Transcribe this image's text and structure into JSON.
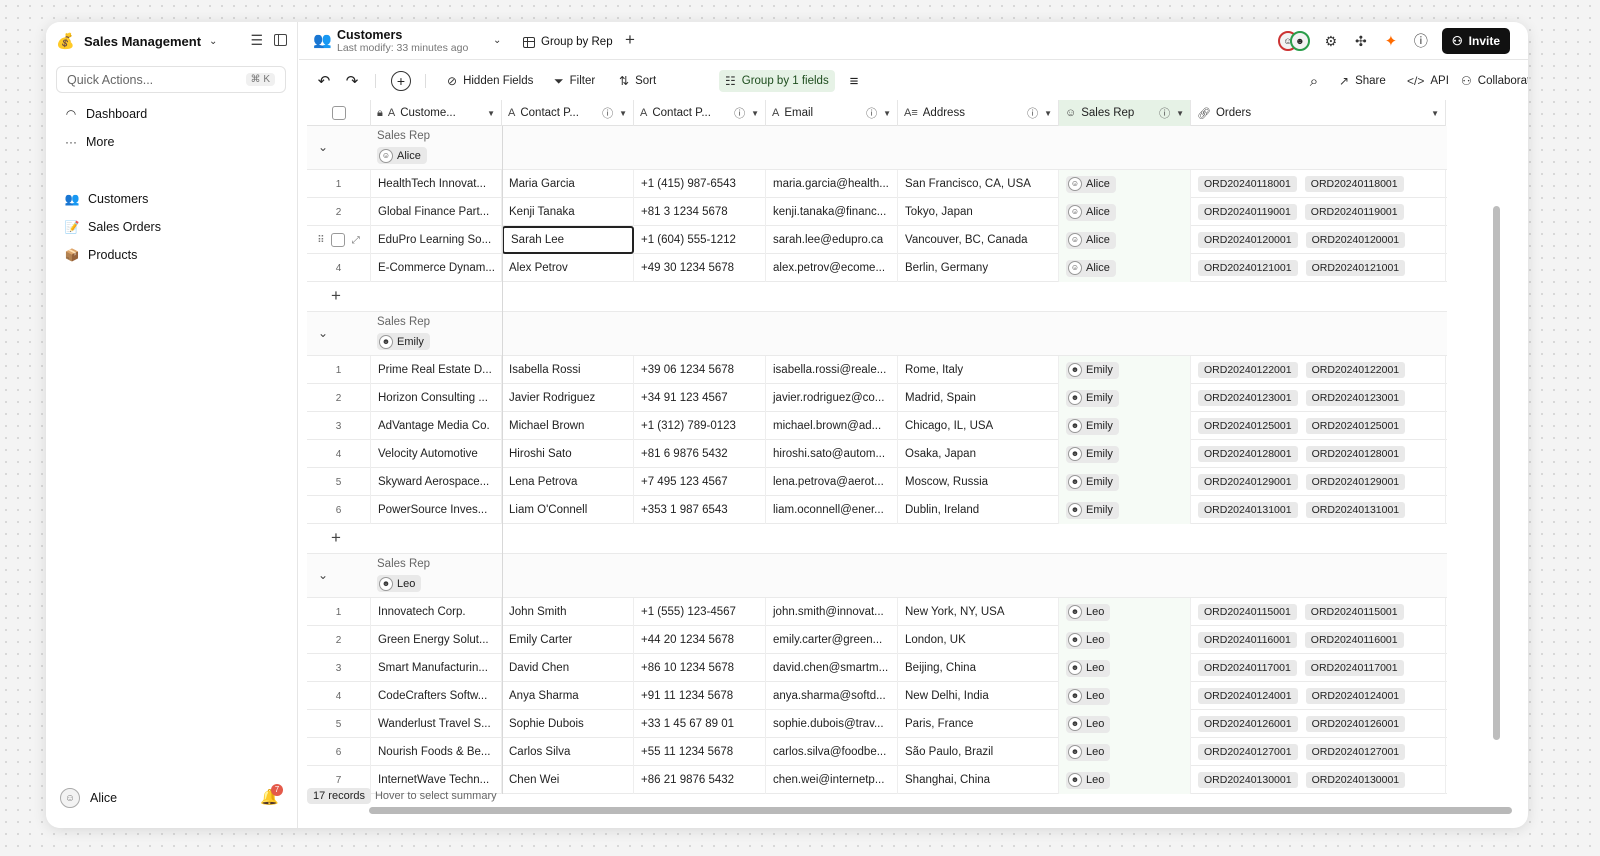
{
  "sidebar": {
    "workspace": "Sales Management",
    "quick_actions": "Quick Actions...",
    "quick_shortcut": "⌘ K",
    "links": [
      {
        "label": "Dashboard",
        "icon": "dashboard-icon"
      },
      {
        "label": "More",
        "icon": "more-icon"
      }
    ],
    "tables": [
      {
        "label": "Customers",
        "icon": "👥"
      },
      {
        "label": "Sales Orders",
        "icon": "📝"
      },
      {
        "label": "Products",
        "icon": "📦"
      }
    ],
    "user": "Alice",
    "notification_count": "7"
  },
  "topbar": {
    "table_name": "Customers",
    "last_modify": "Last modify: 33 minutes ago",
    "view_name": "Group by Rep",
    "invite": "Invite"
  },
  "toolbar": {
    "hidden_fields": "Hidden Fields",
    "filter": "Filter",
    "sort": "Sort",
    "group": "Group by 1 fields",
    "share": "Share",
    "api": "API",
    "collaborative": "Collaborative"
  },
  "columns": [
    "Custome...",
    "Contact P...",
    "Contact P...",
    "Email",
    "Address",
    "Sales Rep",
    "Orders"
  ],
  "groups": [
    {
      "label": "Sales Rep",
      "rep": "Alice",
      "rows": [
        {
          "n": "1",
          "c": "HealthTech Innovat...",
          "p": "Maria Garcia",
          "ph": "+1 (415) 987-6543",
          "e": "maria.garcia@health...",
          "a": "San Francisco, CA, USA",
          "r": "Alice",
          "o": "ORD20240118001"
        },
        {
          "n": "2",
          "c": "Global Finance Part...",
          "p": "Kenji Tanaka",
          "ph": "+81 3 1234 5678",
          "e": "kenji.tanaka@financ...",
          "a": "Tokyo, Japan",
          "r": "Alice",
          "o": "ORD20240119001"
        },
        {
          "n": "3",
          "c": "EduPro Learning So...",
          "p": "Sarah Lee",
          "ph": "+1 (604) 555-1212",
          "e": "sarah.lee@edupro.ca",
          "a": "Vancouver, BC, Canada",
          "r": "Alice",
          "o": "ORD20240120001"
        },
        {
          "n": "4",
          "c": "E-Commerce Dynam...",
          "p": "Alex Petrov",
          "ph": "+49 30 1234 5678",
          "e": "alex.petrov@ecome...",
          "a": "Berlin, Germany",
          "r": "Alice",
          "o": "ORD20240121001"
        }
      ]
    },
    {
      "label": "Sales Rep",
      "rep": "Emily",
      "rows": [
        {
          "n": "1",
          "c": "Prime Real Estate D...",
          "p": "Isabella Rossi",
          "ph": "+39 06 1234 5678",
          "e": "isabella.rossi@reale...",
          "a": "Rome, Italy",
          "r": "Emily",
          "o": "ORD20240122001"
        },
        {
          "n": "2",
          "c": "Horizon Consulting ...",
          "p": "Javier Rodriguez",
          "ph": "+34 91 123 4567",
          "e": "javier.rodriguez@co...",
          "a": "Madrid, Spain",
          "r": "Emily",
          "o": "ORD20240123001"
        },
        {
          "n": "3",
          "c": "AdVantage Media Co.",
          "p": "Michael Brown",
          "ph": "+1 (312) 789-0123",
          "e": "michael.brown@ad...",
          "a": "Chicago, IL, USA",
          "r": "Emily",
          "o": "ORD20240125001"
        },
        {
          "n": "4",
          "c": "Velocity Automotive",
          "p": "Hiroshi Sato",
          "ph": "+81 6 9876 5432",
          "e": "hiroshi.sato@autom...",
          "a": "Osaka, Japan",
          "r": "Emily",
          "o": "ORD20240128001"
        },
        {
          "n": "5",
          "c": "Skyward Aerospace...",
          "p": "Lena Petrova",
          "ph": "+7 495 123 4567",
          "e": "lena.petrova@aerot...",
          "a": "Moscow, Russia",
          "r": "Emily",
          "o": "ORD20240129001"
        },
        {
          "n": "6",
          "c": "PowerSource Inves...",
          "p": "Liam O'Connell",
          "ph": "+353 1 987 6543",
          "e": "liam.oconnell@ener...",
          "a": "Dublin, Ireland",
          "r": "Emily",
          "o": "ORD20240131001"
        }
      ]
    },
    {
      "label": "Sales Rep",
      "rep": "Leo",
      "rows": [
        {
          "n": "1",
          "c": "Innovatech Corp.",
          "p": "John Smith",
          "ph": "+1 (555) 123-4567",
          "e": "john.smith@innovat...",
          "a": "New York, NY, USA",
          "r": "Leo",
          "o": "ORD20240115001"
        },
        {
          "n": "2",
          "c": "Green Energy Solut...",
          "p": "Emily Carter",
          "ph": "+44 20 1234 5678",
          "e": "emily.carter@green...",
          "a": "London, UK",
          "r": "Leo",
          "o": "ORD20240116001"
        },
        {
          "n": "3",
          "c": "Smart Manufacturin...",
          "p": "David Chen",
          "ph": "+86 10 1234 5678",
          "e": "david.chen@smartm...",
          "a": "Beijing, China",
          "r": "Leo",
          "o": "ORD20240117001"
        },
        {
          "n": "4",
          "c": "CodeCrafters Softw...",
          "p": "Anya Sharma",
          "ph": "+91 11 1234 5678",
          "e": "anya.sharma@softd...",
          "a": "New Delhi, India",
          "r": "Leo",
          "o": "ORD20240124001"
        },
        {
          "n": "5",
          "c": "Wanderlust Travel S...",
          "p": "Sophie Dubois",
          "ph": "+33 1 45 67 89 01",
          "e": "sophie.dubois@trav...",
          "a": "Paris, France",
          "r": "Leo",
          "o": "ORD20240126001"
        },
        {
          "n": "6",
          "c": "Nourish Foods & Be...",
          "p": "Carlos Silva",
          "ph": "+55 11 1234 5678",
          "e": "carlos.silva@foodbe...",
          "a": "São Paulo, Brazil",
          "r": "Leo",
          "o": "ORD20240127001"
        },
        {
          "n": "7",
          "c": "InternetWave Techn...",
          "p": "Chen Wei",
          "ph": "+86 21 9876 5432",
          "e": "chen.wei@internetp...",
          "a": "Shanghai, China",
          "r": "Leo",
          "o": "ORD20240130001"
        }
      ]
    }
  ],
  "footer": {
    "records": "17 records",
    "hover": "Hover to select summary"
  }
}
————
Task objective
Give all the lines above again, character for character, without pictures.

Exercise output
Transcribe this image's text and structure into JSON.
{
  "sidebar": {
    "workspace": "Sales Management",
    "quick_actions": "Quick Actions...",
    "quick_shortcut": "⌘ K",
    "links": [
      {
        "label": "Dashboard",
        "icon": "dashboard-icon"
      },
      {
        "label": "More",
        "icon": "more-icon"
      }
    ],
    "tables": [
      {
        "label": "Customers",
        "icon": "👥"
      },
      {
        "label": "Sales Orders",
        "icon": "📝"
      },
      {
        "label": "Products",
        "icon": "📦"
      }
    ],
    "user": "Alice",
    "notification_count": "7"
  },
  "topbar": {
    "table_name": "Customers",
    "last_modify": "Last modify: 33 minutes ago",
    "view_name": "Group by Rep",
    "invite": "Invite"
  },
  "toolbar": {
    "hidden_fields": "Hidden Fields",
    "filter": "Filter",
    "sort": "Sort",
    "group": "Group by 1 fields",
    "share": "Share",
    "api": "API",
    "collaborative": "Collaborative"
  },
  "columns": [
    "Custome...",
    "Contact P...",
    "Contact P...",
    "Email",
    "Address",
    "Sales Rep",
    "Orders"
  ],
  "groups": [
    {
      "label": "Sales Rep",
      "rep": "Alice",
      "rows": [
        {
          "n": "1",
          "c": "HealthTech Innovat...",
          "p": "Maria Garcia",
          "ph": "+1 (415) 987-6543",
          "e": "maria.garcia@health...",
          "a": "San Francisco, CA, USA",
          "r": "Alice",
          "o": "ORD20240118001"
        },
        {
          "n": "2",
          "c": "Global Finance Part...",
          "p": "Kenji Tanaka",
          "ph": "+81 3 1234 5678",
          "e": "kenji.tanaka@financ...",
          "a": "Tokyo, Japan",
          "r": "Alice",
          "o": "ORD20240119001"
        },
        {
          "n": "3",
          "c": "EduPro Learning So...",
          "p": "Sarah Lee",
          "ph": "+1 (604) 555-1212",
          "e": "sarah.lee@edupro.ca",
          "a": "Vancouver, BC, Canada",
          "r": "Alice",
          "o": "ORD20240120001"
        },
        {
          "n": "4",
          "c": "E-Commerce Dynam...",
          "p": "Alex Petrov",
          "ph": "+49 30 1234 5678",
          "e": "alex.petrov@ecome...",
          "a": "Berlin, Germany",
          "r": "Alice",
          "o": "ORD20240121001"
        }
      ]
    },
    {
      "label": "Sales Rep",
      "rep": "Emily",
      "rows": [
        {
          "n": "1",
          "c": "Prime Real Estate D...",
          "p": "Isabella Rossi",
          "ph": "+39 06 1234 5678",
          "e": "isabella.rossi@reale...",
          "a": "Rome, Italy",
          "r": "Emily",
          "o": "ORD20240122001"
        },
        {
          "n": "2",
          "c": "Horizon Consulting ...",
          "p": "Javier Rodriguez",
          "ph": "+34 91 123 4567",
          "e": "javier.rodriguez@co...",
          "a": "Madrid, Spain",
          "r": "Emily",
          "o": "ORD20240123001"
        },
        {
          "n": "3",
          "c": "AdVantage Media Co.",
          "p": "Michael Brown",
          "ph": "+1 (312) 789-0123",
          "e": "michael.brown@ad...",
          "a": "Chicago, IL, USA",
          "r": "Emily",
          "o": "ORD20240125001"
        },
        {
          "n": "4",
          "c": "Velocity Automotive",
          "p": "Hiroshi Sato",
          "ph": "+81 6 9876 5432",
          "e": "hiroshi.sato@autom...",
          "a": "Osaka, Japan",
          "r": "Emily",
          "o": "ORD20240128001"
        },
        {
          "n": "5",
          "c": "Skyward Aerospace...",
          "p": "Lena Petrova",
          "ph": "+7 495 123 4567",
          "e": "lena.petrova@aerot...",
          "a": "Moscow, Russia",
          "r": "Emily",
          "o": "ORD20240129001"
        },
        {
          "n": "6",
          "c": "PowerSource Inves...",
          "p": "Liam O'Connell",
          "ph": "+353 1 987 6543",
          "e": "liam.oconnell@ener...",
          "a": "Dublin, Ireland",
          "r": "Emily",
          "o": "ORD20240131001"
        }
      ]
    },
    {
      "label": "Sales Rep",
      "rep": "Leo",
      "rows": [
        {
          "n": "1",
          "c": "Innovatech Corp.",
          "p": "John Smith",
          "ph": "+1 (555) 123-4567",
          "e": "john.smith@innovat...",
          "a": "New York, NY, USA",
          "r": "Leo",
          "o": "ORD20240115001"
        },
        {
          "n": "2",
          "c": "Green Energy Solut...",
          "p": "Emily Carter",
          "ph": "+44 20 1234 5678",
          "e": "emily.carter@green...",
          "a": "London, UK",
          "r": "Leo",
          "o": "ORD20240116001"
        },
        {
          "n": "3",
          "c": "Smart Manufacturin...",
          "p": "David Chen",
          "ph": "+86 10 1234 5678",
          "e": "david.chen@smartm...",
          "a": "Beijing, China",
          "r": "Leo",
          "o": "ORD20240117001"
        },
        {
          "n": "4",
          "c": "CodeCrafters Softw...",
          "p": "Anya Sharma",
          "ph": "+91 11 1234 5678",
          "e": "anya.sharma@softd...",
          "a": "New Delhi, India",
          "r": "Leo",
          "o": "ORD20240124001"
        },
        {
          "n": "5",
          "c": "Wanderlust Travel S...",
          "p": "Sophie Dubois",
          "ph": "+33 1 45 67 89 01",
          "e": "sophie.dubois@trav...",
          "a": "Paris, France",
          "r": "Leo",
          "o": "ORD20240126001"
        },
        {
          "n": "6",
          "c": "Nourish Foods & Be...",
          "p": "Carlos Silva",
          "ph": "+55 11 1234 5678",
          "e": "carlos.silva@foodbe...",
          "a": "São Paulo, Brazil",
          "r": "Leo",
          "o": "ORD20240127001"
        },
        {
          "n": "7",
          "c": "InternetWave Techn...",
          "p": "Chen Wei",
          "ph": "+86 21 9876 5432",
          "e": "chen.wei@internetp...",
          "a": "Shanghai, China",
          "r": "Leo",
          "o": "ORD20240130001"
        }
      ]
    }
  ],
  "footer": {
    "records": "17 records",
    "hover": "Hover to select summary"
  }
}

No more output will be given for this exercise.